## DATA FOR THIS TASK:
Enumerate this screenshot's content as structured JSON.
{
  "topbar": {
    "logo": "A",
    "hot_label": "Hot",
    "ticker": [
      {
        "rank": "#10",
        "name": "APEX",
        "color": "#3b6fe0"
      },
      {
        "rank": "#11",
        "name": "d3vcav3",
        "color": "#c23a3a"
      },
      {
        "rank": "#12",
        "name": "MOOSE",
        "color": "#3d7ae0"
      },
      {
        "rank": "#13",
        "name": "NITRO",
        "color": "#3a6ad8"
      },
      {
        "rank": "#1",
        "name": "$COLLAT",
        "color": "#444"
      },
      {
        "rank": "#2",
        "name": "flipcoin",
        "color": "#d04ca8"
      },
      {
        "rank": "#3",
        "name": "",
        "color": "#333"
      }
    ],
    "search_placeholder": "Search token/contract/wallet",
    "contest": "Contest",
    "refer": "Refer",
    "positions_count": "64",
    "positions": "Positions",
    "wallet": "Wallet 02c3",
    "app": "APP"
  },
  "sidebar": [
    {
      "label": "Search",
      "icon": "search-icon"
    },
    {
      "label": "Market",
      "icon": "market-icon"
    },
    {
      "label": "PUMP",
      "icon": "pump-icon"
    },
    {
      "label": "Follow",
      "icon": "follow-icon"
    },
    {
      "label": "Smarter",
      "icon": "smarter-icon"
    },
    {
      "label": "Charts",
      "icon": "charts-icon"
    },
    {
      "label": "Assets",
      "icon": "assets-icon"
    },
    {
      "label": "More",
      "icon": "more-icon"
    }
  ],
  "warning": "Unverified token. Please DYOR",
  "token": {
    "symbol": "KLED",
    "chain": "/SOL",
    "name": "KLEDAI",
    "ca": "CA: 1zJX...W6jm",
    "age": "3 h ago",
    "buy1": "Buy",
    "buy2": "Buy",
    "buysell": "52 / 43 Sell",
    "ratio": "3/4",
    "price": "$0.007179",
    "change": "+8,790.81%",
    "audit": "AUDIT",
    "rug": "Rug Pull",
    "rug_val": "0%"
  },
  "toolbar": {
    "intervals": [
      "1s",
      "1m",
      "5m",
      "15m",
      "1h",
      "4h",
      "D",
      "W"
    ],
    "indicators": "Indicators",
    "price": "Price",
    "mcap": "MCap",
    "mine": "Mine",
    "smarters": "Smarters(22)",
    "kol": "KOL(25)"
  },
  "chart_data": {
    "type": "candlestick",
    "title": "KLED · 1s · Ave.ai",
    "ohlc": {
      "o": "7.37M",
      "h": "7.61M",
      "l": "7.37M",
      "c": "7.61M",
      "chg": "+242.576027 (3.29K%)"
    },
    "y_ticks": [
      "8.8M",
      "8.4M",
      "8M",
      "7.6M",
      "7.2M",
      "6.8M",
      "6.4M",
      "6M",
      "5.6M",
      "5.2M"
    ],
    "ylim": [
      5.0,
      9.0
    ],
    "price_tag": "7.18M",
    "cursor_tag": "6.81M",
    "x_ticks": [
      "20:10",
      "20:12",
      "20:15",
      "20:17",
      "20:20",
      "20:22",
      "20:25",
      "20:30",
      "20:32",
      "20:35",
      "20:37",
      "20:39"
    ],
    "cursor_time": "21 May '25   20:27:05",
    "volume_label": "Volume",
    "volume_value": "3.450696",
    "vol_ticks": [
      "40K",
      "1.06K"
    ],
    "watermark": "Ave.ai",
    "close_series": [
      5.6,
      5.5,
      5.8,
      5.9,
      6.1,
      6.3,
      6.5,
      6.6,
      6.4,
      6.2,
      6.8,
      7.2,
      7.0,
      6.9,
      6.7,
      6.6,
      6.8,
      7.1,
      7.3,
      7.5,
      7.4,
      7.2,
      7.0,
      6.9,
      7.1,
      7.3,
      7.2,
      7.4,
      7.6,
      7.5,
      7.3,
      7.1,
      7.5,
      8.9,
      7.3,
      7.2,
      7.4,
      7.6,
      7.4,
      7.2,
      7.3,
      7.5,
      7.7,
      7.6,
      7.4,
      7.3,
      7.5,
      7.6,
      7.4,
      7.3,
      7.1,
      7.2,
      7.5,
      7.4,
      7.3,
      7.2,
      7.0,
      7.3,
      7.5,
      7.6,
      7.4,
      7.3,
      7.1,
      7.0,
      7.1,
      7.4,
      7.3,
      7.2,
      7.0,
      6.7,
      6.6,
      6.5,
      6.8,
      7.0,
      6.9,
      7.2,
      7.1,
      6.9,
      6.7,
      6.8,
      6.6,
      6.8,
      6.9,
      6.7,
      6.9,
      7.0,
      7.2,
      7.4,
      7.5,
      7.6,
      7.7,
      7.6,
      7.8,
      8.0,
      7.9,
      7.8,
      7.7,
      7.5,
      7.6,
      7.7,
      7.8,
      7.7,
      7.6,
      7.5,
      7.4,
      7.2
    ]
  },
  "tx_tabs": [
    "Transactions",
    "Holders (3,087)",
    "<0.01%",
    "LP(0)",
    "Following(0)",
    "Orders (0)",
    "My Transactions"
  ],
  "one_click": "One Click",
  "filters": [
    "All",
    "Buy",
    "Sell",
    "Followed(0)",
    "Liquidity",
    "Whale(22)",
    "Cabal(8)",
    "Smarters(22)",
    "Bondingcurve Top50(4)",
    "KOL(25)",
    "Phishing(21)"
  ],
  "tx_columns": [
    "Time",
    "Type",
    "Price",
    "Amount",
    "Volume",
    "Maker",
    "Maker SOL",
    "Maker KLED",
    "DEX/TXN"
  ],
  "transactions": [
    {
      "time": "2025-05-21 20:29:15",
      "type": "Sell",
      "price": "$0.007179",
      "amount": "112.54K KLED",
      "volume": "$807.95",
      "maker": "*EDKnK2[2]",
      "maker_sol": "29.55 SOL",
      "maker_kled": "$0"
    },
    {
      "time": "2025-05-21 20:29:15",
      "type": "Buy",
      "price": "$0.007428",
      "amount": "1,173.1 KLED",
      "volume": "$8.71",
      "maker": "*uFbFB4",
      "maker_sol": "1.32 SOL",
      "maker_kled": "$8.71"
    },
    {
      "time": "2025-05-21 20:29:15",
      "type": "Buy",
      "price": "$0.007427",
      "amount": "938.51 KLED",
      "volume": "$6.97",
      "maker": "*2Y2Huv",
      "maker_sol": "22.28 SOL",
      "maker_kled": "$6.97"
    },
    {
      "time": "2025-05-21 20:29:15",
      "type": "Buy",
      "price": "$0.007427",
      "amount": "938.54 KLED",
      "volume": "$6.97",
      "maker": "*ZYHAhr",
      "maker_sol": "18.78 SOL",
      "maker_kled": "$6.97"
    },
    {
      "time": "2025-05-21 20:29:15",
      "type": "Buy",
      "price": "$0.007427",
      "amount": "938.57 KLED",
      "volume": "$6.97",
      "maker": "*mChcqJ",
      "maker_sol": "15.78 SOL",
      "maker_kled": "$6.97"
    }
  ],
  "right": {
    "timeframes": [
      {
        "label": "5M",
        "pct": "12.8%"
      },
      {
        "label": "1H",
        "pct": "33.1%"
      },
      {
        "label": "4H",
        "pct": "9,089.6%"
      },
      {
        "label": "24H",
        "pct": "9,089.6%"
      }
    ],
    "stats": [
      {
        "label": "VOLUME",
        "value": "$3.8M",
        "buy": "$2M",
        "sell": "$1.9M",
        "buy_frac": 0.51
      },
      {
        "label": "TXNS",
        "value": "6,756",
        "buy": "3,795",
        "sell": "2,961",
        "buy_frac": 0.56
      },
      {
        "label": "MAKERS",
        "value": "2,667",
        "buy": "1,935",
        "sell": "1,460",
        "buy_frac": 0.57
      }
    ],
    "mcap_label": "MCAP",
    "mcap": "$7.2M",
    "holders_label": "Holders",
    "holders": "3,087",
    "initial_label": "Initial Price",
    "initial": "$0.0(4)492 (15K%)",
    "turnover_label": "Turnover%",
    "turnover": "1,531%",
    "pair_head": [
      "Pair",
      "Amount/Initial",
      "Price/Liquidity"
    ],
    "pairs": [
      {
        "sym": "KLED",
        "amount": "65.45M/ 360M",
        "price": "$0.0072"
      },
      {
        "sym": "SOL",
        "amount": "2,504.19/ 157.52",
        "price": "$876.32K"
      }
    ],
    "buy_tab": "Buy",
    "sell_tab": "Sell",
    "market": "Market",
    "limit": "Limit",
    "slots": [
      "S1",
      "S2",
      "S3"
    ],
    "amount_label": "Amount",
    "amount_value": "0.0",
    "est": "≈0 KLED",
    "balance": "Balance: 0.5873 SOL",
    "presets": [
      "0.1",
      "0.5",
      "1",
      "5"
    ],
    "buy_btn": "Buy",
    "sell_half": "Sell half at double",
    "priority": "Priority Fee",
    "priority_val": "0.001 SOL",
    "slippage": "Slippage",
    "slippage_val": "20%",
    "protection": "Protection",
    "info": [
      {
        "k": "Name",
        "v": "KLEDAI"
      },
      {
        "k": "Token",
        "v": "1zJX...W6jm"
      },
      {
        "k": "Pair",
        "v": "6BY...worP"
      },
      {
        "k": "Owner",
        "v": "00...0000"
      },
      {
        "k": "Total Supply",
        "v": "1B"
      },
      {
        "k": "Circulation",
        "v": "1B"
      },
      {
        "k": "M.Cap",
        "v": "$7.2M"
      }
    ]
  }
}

## SET EXERCISE:
Take every line containing the word "color" and copy it.

## RESPONSE:
        "color": "#3b6fe0"
        "color": "#c23a3a"
        "color": "#3d7ae0"
        "color": "#3a6ad8"
        "color": "#444"
        "color": "#d04ca8"
        "color": "#333"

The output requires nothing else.